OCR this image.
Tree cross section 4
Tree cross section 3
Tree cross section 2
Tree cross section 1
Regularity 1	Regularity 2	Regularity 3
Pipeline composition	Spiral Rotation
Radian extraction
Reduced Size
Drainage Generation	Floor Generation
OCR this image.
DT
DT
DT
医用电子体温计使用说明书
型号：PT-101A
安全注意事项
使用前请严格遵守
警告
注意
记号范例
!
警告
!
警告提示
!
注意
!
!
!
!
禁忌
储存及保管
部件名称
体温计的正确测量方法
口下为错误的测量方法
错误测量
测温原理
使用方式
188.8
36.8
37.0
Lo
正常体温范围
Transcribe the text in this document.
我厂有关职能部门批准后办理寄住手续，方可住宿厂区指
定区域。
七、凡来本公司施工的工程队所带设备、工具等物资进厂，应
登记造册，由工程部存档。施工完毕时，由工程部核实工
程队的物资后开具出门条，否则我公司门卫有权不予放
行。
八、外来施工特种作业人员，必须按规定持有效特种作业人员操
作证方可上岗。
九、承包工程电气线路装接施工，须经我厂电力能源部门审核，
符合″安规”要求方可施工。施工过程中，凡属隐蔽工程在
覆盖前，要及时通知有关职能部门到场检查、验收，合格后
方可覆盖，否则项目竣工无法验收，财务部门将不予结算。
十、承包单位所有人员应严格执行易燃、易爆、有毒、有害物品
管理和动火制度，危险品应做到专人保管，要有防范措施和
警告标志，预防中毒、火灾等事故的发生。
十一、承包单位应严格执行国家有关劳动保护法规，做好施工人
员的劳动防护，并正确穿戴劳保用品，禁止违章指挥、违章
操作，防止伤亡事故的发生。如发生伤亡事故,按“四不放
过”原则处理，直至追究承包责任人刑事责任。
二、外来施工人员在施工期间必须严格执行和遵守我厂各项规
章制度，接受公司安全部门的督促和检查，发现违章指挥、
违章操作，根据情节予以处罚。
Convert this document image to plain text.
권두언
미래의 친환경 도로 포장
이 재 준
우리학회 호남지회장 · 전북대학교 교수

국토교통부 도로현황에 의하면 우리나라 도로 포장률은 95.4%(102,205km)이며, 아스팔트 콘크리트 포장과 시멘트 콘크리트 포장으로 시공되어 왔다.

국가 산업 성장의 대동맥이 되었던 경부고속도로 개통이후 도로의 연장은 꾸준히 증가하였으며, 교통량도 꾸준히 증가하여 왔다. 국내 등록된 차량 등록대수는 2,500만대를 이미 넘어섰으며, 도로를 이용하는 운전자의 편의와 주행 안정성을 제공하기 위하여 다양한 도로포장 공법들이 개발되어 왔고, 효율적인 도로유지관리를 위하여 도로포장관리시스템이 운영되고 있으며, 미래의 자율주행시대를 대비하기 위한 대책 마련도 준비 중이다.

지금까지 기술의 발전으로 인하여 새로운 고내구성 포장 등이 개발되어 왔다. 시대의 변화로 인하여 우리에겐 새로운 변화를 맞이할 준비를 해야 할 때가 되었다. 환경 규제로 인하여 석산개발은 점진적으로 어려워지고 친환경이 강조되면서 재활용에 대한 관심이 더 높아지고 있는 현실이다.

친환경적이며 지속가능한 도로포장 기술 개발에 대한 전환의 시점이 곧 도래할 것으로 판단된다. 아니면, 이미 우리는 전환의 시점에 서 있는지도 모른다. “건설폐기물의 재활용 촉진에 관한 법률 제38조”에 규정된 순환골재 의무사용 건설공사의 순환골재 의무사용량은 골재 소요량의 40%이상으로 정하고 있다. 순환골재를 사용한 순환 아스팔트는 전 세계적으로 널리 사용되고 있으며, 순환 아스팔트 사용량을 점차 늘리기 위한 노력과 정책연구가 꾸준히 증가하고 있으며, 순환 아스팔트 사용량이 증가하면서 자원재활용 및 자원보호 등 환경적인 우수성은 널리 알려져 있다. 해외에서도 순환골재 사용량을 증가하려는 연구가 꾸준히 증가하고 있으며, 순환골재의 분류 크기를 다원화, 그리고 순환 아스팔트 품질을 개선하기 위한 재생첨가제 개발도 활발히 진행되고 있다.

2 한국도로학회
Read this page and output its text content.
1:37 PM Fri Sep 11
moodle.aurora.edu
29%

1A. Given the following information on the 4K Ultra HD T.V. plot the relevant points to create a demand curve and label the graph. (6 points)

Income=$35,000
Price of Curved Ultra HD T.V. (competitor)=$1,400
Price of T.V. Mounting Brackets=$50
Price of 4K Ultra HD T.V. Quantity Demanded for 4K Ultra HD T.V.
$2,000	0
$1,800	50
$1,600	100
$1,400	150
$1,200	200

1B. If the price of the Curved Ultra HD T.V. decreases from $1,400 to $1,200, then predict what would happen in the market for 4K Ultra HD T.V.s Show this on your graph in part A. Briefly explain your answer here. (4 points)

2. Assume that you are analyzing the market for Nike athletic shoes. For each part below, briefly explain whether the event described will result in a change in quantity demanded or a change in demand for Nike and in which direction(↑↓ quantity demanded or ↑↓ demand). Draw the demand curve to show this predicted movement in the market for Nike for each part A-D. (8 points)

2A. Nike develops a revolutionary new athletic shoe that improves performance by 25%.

REQUIRED TASK: Among the entries, how many lines include the word "points"? Answer with a single number and nothing further.

EXERCISE RESULT: 3